REQUIRED TASK:
Keep only those lines of the records that include the string "this".

EXCERPTED RECORDS:
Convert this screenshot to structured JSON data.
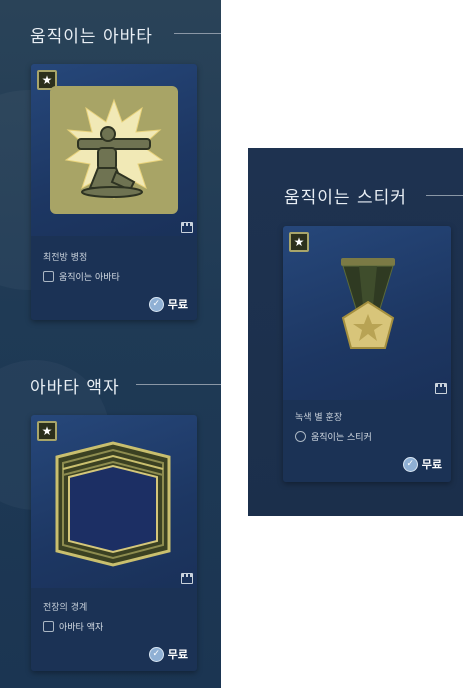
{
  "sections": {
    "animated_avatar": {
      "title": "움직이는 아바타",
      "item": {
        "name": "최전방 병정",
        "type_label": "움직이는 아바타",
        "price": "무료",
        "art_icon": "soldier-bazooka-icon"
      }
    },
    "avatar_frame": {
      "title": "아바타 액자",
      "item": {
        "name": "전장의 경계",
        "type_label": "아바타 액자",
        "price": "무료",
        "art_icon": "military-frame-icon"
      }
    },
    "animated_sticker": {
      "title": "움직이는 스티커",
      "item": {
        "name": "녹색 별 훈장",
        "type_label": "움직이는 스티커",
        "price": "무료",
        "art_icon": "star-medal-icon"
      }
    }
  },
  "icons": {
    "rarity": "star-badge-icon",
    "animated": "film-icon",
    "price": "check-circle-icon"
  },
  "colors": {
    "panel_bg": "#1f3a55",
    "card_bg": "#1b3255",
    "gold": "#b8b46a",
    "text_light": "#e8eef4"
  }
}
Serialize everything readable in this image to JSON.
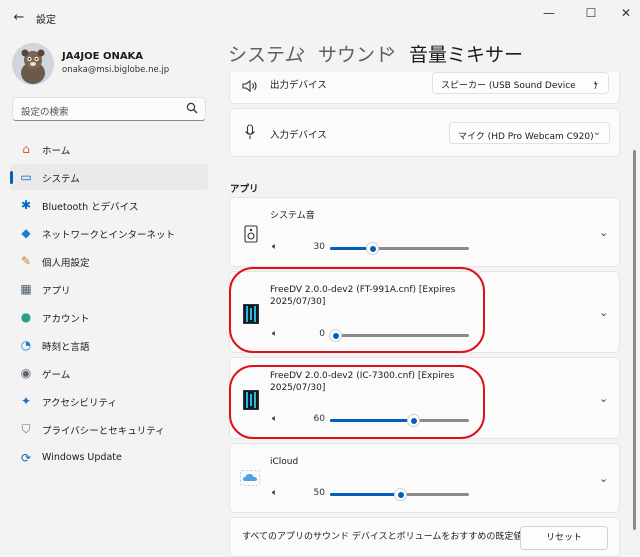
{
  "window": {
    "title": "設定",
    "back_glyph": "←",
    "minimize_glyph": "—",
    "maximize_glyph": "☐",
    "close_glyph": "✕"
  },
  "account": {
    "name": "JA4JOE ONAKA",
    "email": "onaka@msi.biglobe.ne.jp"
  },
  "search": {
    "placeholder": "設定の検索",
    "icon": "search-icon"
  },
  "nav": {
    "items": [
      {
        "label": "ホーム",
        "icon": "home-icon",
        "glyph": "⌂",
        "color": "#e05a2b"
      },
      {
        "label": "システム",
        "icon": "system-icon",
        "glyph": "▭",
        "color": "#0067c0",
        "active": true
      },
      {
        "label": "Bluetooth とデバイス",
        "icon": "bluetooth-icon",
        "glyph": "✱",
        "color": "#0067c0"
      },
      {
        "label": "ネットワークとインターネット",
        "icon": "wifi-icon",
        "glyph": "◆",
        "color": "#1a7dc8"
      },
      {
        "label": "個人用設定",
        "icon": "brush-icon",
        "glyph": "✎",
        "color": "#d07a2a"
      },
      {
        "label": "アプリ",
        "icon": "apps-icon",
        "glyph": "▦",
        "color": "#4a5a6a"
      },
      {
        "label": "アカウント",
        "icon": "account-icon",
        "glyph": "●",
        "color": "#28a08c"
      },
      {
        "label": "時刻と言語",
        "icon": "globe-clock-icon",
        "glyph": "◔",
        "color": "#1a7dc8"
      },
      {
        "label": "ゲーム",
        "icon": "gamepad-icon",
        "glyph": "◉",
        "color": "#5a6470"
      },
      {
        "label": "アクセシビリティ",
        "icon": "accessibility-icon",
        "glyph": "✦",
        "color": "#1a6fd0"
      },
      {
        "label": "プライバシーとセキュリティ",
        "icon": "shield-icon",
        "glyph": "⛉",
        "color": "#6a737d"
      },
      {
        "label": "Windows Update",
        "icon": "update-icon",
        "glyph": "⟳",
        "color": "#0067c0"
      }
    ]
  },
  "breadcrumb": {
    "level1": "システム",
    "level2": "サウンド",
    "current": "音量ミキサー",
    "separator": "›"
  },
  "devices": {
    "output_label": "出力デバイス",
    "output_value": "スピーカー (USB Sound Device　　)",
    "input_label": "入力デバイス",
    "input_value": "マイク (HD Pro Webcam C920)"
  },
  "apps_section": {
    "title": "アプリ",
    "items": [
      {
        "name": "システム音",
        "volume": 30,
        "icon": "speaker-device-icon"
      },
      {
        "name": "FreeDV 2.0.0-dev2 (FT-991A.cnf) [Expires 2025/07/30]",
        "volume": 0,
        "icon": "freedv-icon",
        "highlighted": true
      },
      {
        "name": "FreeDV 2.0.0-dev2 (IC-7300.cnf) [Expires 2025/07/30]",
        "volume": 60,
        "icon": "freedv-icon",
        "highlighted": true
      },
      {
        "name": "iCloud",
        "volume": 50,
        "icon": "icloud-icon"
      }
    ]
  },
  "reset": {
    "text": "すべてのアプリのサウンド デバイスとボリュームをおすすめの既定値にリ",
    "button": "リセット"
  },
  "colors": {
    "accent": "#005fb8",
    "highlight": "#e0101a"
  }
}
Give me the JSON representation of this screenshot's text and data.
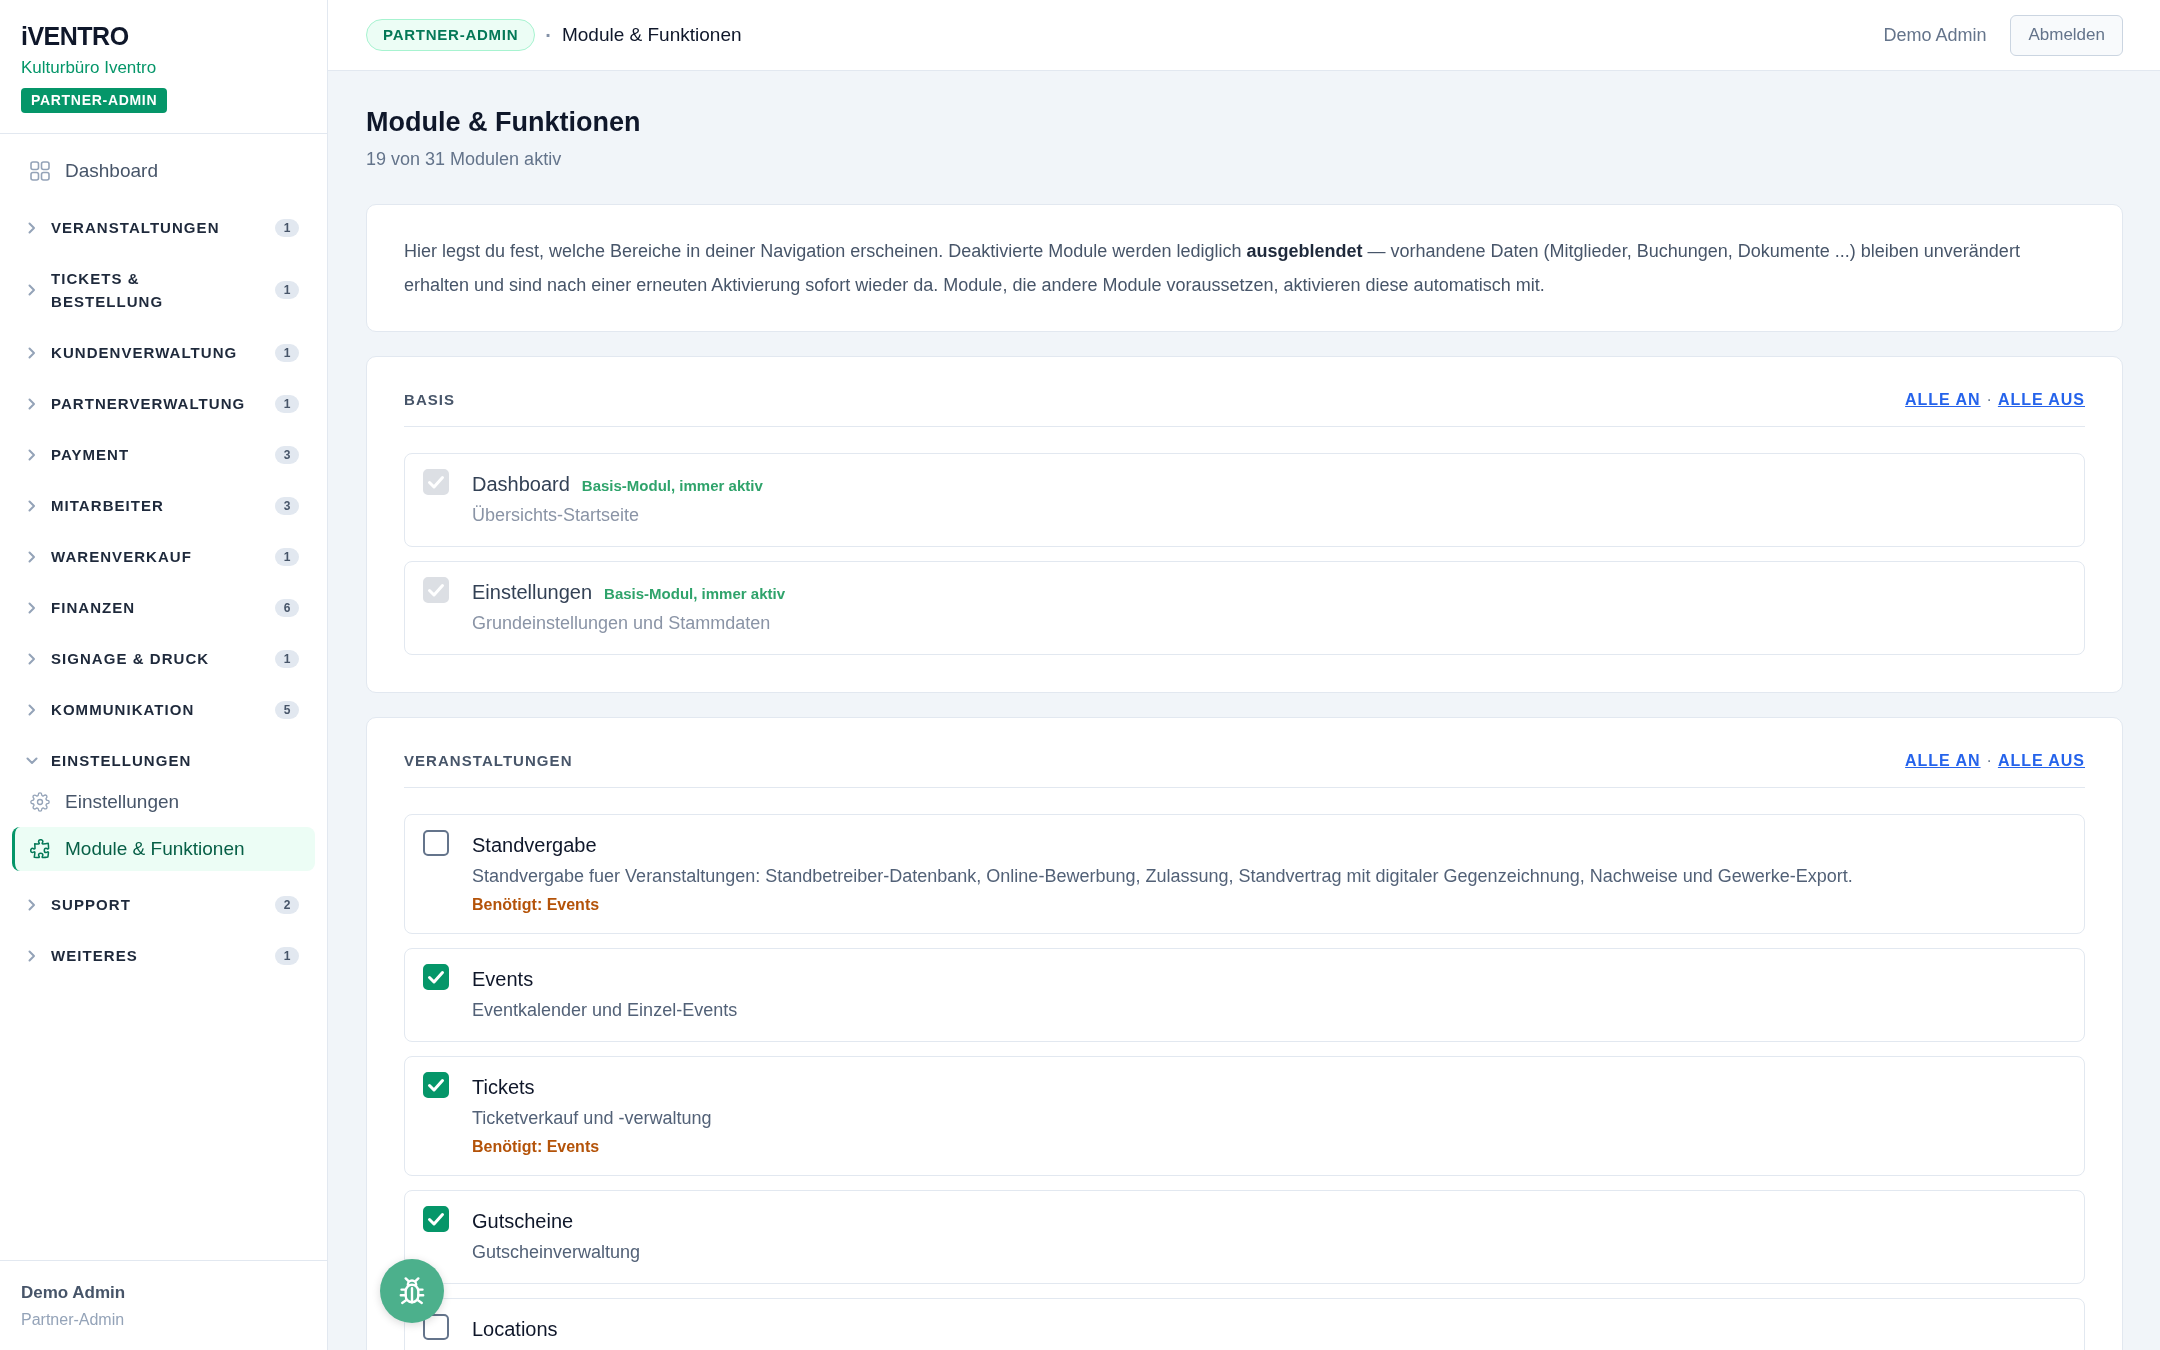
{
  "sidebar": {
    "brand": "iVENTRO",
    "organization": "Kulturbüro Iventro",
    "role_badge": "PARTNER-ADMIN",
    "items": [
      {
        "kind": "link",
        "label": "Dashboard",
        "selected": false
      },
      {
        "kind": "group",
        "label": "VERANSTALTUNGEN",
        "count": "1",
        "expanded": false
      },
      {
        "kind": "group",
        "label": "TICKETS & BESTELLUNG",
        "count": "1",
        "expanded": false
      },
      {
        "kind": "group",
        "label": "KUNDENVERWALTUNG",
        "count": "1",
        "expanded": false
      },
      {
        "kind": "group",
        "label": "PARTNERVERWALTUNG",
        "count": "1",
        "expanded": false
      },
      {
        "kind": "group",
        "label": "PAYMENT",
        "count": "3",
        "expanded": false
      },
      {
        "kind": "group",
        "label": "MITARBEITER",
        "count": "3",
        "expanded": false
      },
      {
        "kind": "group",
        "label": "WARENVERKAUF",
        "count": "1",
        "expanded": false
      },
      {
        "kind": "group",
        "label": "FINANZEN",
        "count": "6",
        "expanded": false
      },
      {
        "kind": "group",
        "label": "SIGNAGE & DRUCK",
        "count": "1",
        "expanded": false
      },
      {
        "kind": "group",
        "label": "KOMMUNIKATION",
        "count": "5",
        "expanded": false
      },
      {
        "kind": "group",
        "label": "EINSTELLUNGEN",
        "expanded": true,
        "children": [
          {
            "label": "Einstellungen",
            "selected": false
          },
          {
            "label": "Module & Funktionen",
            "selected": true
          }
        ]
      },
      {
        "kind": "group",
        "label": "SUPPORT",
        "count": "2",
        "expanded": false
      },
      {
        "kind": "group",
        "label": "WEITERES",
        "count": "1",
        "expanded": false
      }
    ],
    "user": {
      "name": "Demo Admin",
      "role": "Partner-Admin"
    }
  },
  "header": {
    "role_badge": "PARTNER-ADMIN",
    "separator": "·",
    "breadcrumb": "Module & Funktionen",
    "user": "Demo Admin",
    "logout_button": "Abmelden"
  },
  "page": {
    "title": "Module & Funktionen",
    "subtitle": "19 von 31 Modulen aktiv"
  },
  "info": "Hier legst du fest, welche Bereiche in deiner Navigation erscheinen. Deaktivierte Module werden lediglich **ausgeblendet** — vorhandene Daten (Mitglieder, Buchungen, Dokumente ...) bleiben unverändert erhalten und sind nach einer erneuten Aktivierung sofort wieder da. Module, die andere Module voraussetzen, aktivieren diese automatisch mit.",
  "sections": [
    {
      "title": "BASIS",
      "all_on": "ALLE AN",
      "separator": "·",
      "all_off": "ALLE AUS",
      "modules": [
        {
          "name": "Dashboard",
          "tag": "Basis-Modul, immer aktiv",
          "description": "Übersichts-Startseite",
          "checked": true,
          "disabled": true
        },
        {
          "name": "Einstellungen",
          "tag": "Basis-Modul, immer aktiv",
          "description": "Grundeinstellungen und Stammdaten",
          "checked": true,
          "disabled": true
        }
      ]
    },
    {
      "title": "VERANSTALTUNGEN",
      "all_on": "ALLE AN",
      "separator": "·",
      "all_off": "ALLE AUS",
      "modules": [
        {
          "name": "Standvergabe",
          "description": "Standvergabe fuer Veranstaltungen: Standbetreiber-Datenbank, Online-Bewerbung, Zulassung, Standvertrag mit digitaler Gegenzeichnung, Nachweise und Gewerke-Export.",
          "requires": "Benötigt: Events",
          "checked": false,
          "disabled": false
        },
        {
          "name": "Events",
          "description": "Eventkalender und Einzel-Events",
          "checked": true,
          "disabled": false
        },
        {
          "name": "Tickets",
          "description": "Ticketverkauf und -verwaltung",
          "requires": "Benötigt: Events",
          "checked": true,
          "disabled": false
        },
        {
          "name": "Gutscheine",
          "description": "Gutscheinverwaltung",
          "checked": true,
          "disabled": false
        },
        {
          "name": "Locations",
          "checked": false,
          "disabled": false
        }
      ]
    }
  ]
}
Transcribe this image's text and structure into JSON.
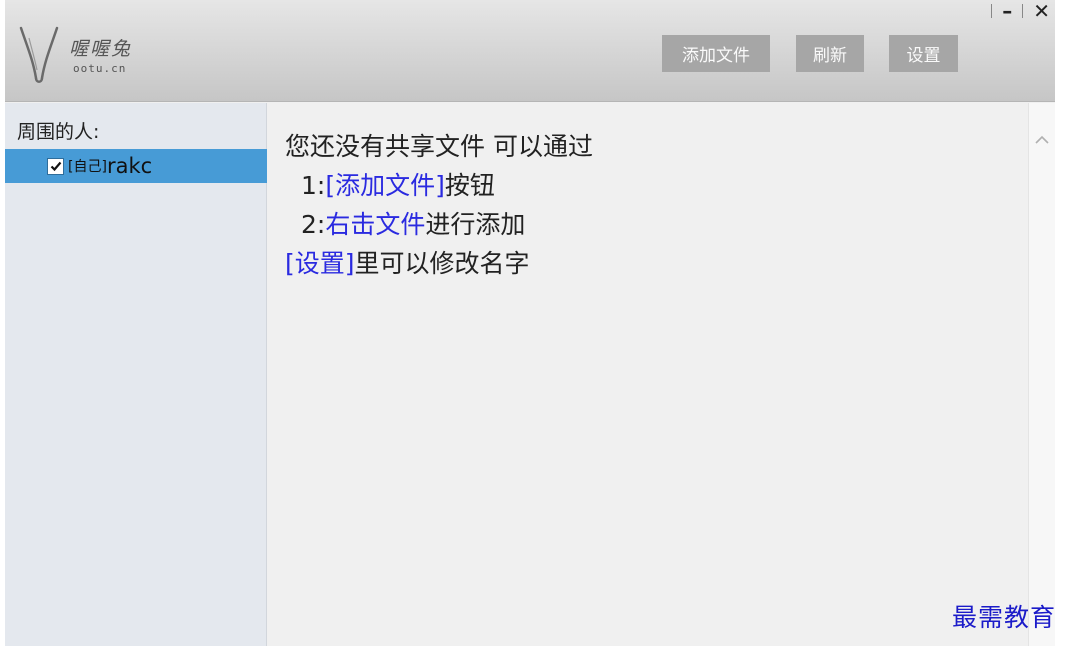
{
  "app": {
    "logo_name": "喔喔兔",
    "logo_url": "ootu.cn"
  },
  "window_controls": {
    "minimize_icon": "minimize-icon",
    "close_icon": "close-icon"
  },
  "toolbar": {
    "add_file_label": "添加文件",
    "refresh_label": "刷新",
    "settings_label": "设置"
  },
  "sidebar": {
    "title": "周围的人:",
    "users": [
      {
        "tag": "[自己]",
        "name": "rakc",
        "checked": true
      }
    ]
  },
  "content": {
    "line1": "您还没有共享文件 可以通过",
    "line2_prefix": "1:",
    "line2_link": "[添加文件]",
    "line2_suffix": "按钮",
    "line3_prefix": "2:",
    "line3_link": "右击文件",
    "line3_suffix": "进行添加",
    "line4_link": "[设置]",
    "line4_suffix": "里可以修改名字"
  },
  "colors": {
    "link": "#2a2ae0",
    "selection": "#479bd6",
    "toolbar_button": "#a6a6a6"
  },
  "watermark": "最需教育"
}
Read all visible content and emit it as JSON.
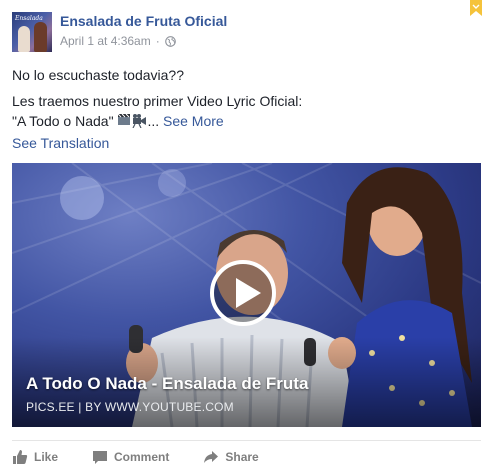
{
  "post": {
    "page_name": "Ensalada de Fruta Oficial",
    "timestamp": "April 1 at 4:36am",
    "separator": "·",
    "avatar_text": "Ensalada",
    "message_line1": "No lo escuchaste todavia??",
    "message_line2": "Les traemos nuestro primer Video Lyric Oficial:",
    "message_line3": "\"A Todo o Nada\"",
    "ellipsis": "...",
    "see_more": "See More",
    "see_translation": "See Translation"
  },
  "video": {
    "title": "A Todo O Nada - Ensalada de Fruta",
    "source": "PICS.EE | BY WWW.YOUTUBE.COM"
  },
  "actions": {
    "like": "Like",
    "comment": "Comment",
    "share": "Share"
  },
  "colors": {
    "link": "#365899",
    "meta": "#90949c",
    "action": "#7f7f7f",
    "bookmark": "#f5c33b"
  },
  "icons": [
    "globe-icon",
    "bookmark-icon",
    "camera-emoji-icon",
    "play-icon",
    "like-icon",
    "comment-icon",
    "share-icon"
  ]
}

WORKED ANSWER:
Convert this screenshot to structured JSON data.
Serialize everything readable in this image to JSON.
Give me the JSON representation of this screenshot's text and data.
Transcribe this image's text and structure into JSON.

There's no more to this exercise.